◆ PROVIDED RECORDS:

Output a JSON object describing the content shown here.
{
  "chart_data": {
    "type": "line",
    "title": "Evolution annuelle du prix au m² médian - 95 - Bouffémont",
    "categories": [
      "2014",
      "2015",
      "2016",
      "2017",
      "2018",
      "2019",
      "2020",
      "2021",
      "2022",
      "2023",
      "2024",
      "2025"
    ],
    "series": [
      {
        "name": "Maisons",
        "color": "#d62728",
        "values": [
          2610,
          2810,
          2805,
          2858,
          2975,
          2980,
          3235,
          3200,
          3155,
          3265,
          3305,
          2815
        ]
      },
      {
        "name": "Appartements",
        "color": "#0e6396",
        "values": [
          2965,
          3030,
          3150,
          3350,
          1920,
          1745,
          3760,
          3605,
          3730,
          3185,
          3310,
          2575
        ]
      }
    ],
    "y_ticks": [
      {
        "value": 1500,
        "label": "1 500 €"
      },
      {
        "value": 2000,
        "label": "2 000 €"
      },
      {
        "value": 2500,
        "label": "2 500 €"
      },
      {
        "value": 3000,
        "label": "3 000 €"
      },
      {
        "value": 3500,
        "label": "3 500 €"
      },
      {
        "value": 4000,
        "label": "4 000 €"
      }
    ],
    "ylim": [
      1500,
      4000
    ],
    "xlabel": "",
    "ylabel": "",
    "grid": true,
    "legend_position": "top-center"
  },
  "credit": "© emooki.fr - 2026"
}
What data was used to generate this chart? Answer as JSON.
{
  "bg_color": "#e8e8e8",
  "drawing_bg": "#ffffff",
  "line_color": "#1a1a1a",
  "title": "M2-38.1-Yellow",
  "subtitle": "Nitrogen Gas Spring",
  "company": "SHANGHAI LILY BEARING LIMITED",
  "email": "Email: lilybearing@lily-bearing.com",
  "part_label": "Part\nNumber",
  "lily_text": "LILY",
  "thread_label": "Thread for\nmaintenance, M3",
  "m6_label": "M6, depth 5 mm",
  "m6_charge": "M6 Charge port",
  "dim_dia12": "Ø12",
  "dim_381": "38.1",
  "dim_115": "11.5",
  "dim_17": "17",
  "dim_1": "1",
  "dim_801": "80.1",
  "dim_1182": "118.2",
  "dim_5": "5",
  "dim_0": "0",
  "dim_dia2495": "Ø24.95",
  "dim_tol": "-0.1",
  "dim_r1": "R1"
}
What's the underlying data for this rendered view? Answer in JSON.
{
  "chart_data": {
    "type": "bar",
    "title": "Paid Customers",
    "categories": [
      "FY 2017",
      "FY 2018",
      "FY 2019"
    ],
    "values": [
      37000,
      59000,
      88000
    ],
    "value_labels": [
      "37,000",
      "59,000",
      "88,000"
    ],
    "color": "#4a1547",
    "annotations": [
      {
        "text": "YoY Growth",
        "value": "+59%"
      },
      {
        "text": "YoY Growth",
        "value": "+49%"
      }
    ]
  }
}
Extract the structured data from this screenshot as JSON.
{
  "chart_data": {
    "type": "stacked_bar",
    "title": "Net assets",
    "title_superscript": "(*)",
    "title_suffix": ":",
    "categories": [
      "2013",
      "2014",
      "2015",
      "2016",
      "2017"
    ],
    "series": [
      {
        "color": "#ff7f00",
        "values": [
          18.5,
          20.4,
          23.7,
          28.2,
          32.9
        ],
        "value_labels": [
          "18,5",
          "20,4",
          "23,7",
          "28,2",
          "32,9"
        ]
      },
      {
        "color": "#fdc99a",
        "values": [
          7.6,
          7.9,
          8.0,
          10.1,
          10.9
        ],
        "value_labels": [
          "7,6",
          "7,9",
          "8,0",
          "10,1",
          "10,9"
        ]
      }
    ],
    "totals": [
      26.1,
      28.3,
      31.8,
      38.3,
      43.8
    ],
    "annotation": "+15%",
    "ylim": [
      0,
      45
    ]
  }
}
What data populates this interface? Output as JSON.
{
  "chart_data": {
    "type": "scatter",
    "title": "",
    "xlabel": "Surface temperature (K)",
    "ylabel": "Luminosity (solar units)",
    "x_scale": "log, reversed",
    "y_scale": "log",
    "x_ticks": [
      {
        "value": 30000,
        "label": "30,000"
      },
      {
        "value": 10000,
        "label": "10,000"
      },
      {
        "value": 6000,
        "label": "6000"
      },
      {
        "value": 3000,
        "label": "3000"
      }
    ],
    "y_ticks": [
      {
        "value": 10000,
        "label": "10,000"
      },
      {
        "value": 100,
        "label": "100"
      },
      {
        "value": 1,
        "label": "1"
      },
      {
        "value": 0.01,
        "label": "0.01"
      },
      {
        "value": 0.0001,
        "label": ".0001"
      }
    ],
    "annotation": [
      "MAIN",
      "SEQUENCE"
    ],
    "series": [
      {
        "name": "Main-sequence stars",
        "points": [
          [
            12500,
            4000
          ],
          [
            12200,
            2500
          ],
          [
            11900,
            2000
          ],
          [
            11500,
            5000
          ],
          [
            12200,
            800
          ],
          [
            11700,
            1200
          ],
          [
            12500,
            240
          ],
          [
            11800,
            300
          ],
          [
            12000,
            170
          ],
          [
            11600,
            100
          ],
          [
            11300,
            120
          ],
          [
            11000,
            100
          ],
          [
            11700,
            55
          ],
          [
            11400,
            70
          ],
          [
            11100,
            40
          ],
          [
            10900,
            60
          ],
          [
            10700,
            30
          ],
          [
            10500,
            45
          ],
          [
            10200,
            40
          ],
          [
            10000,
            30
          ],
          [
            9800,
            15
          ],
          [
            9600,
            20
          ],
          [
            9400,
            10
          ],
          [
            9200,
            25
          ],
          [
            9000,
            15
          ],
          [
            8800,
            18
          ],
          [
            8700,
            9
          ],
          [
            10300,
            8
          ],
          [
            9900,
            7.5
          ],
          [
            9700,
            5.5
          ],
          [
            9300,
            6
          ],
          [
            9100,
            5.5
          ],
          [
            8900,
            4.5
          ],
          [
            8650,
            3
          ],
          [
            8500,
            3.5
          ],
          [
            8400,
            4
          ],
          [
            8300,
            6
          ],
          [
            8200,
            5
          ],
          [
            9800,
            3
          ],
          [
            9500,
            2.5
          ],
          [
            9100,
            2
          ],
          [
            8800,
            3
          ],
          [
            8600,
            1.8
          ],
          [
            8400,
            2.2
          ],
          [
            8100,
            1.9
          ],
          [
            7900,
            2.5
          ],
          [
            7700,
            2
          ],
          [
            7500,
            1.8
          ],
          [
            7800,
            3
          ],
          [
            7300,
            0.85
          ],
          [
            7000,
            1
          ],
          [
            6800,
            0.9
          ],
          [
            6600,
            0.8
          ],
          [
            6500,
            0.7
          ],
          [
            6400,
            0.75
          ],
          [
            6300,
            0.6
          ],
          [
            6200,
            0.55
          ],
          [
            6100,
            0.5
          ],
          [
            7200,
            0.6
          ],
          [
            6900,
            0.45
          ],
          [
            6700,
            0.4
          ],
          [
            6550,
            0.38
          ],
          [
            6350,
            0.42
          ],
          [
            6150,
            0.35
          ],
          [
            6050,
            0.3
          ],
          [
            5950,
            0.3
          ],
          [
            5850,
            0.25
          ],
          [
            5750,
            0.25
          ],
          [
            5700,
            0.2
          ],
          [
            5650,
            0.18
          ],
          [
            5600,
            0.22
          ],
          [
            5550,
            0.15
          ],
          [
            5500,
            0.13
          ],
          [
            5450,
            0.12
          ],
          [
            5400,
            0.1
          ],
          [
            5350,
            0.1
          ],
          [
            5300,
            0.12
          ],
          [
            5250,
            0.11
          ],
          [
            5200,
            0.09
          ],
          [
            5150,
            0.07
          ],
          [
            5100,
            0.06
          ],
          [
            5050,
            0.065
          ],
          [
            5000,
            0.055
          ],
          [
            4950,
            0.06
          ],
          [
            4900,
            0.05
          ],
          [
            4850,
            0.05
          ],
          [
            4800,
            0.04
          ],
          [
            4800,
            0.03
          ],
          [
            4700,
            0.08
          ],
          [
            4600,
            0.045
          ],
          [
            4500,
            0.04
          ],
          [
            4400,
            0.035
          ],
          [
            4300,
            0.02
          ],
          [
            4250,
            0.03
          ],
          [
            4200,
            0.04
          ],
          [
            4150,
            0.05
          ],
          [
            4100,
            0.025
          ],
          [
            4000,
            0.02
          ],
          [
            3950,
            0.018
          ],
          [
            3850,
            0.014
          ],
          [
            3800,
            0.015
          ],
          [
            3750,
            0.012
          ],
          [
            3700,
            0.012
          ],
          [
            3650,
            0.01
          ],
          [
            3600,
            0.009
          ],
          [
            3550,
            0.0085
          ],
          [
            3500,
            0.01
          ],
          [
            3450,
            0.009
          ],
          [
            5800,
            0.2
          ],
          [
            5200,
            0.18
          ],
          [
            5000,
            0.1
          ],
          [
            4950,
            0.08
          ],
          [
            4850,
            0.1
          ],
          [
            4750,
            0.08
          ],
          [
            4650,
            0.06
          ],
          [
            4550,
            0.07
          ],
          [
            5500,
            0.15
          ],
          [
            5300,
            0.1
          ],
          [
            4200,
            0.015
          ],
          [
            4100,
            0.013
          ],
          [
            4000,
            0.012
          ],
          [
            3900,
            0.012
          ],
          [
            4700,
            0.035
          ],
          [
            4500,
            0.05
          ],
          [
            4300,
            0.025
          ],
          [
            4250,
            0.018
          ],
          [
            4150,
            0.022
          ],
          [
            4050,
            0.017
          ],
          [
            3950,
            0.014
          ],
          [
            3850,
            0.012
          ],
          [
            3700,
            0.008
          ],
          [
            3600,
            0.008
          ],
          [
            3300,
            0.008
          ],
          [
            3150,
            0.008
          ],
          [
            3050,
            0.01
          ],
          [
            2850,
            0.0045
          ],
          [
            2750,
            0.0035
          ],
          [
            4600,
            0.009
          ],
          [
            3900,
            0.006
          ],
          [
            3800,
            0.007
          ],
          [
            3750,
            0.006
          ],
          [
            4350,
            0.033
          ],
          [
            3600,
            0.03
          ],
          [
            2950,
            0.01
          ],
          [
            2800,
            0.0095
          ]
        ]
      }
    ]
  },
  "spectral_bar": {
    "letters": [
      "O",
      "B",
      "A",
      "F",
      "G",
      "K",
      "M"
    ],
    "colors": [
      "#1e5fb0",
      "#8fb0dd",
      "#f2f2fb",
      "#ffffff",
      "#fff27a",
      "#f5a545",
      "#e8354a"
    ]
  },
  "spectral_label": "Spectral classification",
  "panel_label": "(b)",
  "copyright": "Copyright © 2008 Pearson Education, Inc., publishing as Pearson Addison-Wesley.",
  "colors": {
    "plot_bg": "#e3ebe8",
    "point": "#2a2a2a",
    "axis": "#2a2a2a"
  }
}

◆ AIM OF THE TASK: Locate each line with the word "Output" and copy it.

◆ PROBLEM SOLUTION:
Output a JSON object describing the content shown here.
What data populates this interface? Output as JSON.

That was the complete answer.